───── Exercise inputs ─────

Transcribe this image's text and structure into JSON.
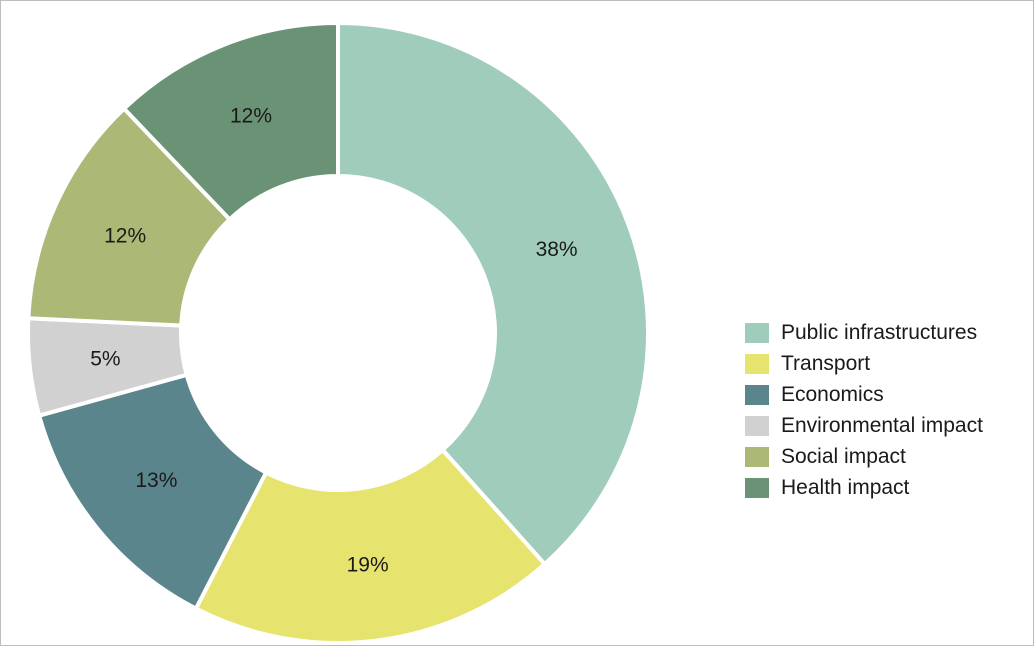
{
  "chart_data": {
    "type": "pie",
    "variant": "donut",
    "title": "",
    "categories": [
      "Public infrastructures",
      "Transport",
      "Economics",
      "Environmental impact",
      "Social impact",
      "Health impact"
    ],
    "values": [
      38,
      19,
      13,
      5,
      12,
      12
    ],
    "labels": [
      "38%",
      "19%",
      "13%",
      "5%",
      "12%",
      "12%"
    ],
    "colors": [
      "#a0ccbb",
      "#e6e46e",
      "#5b858c",
      "#d1d1d1",
      "#abb876",
      "#6a9376"
    ],
    "legend_position": "right",
    "start_angle_deg": 0,
    "direction": "clockwise"
  }
}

─────

Lines holding the word "impact" in the entries above are the ones to pull out. Copy them all.

* Output below
      "Environmental impact",
      "Social impact",
      "Health impact"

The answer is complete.